Given problem:
Find all lines in the listing that include the word "JSON", then copy them.

* begin Records provided *

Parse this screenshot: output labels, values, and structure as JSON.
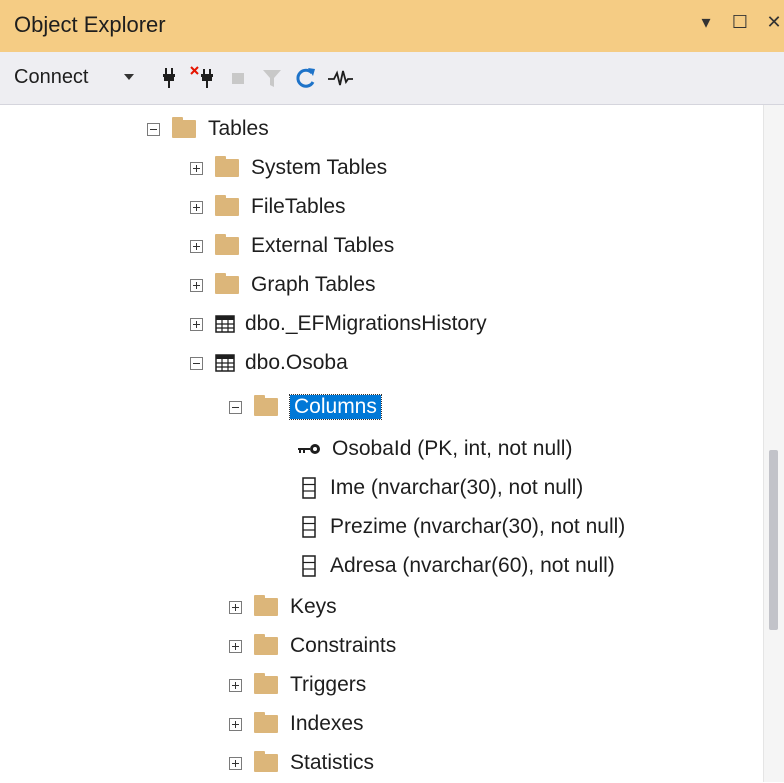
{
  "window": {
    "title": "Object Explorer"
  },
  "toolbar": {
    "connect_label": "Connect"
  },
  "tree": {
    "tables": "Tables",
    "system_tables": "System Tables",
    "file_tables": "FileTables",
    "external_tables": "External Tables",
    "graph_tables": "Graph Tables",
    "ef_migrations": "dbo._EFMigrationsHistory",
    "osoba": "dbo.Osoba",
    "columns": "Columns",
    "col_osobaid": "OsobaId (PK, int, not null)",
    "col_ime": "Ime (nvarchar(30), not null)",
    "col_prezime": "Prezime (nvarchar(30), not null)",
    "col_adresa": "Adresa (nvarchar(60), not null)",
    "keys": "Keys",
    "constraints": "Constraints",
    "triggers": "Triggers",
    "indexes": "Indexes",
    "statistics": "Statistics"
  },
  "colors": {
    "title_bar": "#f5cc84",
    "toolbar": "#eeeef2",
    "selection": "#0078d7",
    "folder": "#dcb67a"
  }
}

* end Records provided *
* begin Records provided *

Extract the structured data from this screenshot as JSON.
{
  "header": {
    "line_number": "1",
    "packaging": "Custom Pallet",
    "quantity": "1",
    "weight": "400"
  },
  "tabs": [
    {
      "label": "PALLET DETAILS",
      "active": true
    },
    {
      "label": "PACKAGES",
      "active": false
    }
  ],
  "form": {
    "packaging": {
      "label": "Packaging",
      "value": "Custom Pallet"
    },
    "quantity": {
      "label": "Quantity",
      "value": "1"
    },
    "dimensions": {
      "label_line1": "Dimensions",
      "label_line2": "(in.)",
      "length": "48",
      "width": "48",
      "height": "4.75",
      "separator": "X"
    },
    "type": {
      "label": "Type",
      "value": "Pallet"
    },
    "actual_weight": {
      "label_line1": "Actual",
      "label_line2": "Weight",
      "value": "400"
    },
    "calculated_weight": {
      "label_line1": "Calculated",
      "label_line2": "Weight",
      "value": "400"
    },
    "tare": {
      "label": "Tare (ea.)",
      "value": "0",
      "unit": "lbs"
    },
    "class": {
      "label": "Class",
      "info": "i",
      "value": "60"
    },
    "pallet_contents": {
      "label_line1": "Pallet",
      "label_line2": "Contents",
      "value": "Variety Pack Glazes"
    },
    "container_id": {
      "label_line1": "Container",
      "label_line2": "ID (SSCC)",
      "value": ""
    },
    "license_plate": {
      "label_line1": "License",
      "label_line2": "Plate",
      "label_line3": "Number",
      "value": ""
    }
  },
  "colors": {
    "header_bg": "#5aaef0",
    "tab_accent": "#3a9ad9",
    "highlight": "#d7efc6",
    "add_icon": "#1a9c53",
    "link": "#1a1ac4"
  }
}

* end Records provided *
* begin Records provided *

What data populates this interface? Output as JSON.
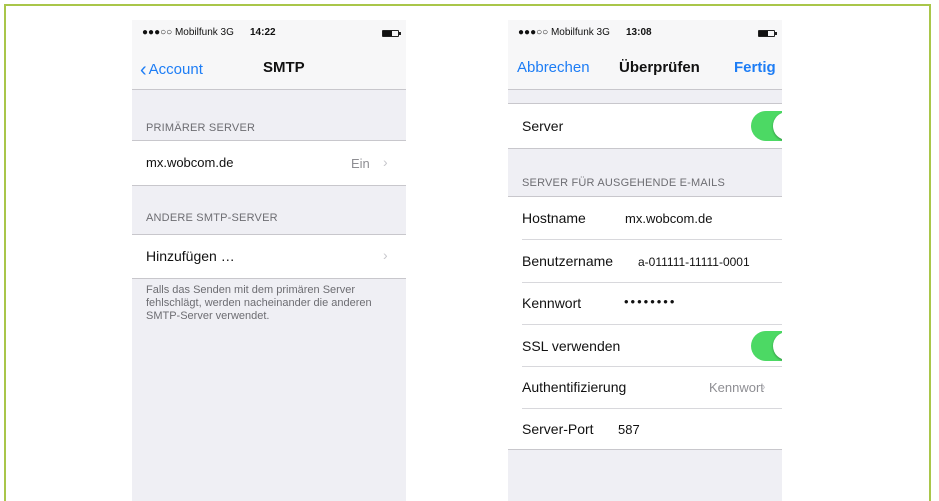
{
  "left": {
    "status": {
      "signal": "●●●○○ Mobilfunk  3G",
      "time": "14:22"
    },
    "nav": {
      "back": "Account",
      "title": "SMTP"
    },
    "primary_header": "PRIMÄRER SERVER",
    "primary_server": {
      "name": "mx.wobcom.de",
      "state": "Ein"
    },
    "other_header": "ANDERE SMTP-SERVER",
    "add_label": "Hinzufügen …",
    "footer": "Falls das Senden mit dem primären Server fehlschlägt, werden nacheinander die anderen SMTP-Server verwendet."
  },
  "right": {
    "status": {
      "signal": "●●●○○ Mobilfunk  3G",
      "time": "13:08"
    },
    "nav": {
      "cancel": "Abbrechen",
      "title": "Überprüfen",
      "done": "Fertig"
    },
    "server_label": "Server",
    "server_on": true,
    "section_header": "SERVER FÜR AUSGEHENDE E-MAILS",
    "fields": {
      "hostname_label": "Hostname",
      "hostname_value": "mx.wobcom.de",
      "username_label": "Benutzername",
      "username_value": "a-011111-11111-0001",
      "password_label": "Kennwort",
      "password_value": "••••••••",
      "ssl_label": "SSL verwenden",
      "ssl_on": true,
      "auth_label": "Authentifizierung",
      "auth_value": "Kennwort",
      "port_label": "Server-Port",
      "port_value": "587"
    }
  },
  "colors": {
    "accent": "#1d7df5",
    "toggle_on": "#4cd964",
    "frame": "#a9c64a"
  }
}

* end Records provided *

Expected output:
Parse this screenshot: output labels, values, and structure as JSON.
Extract the structured data from this screenshot as JSON.
What data populates this interface? Output as JSON.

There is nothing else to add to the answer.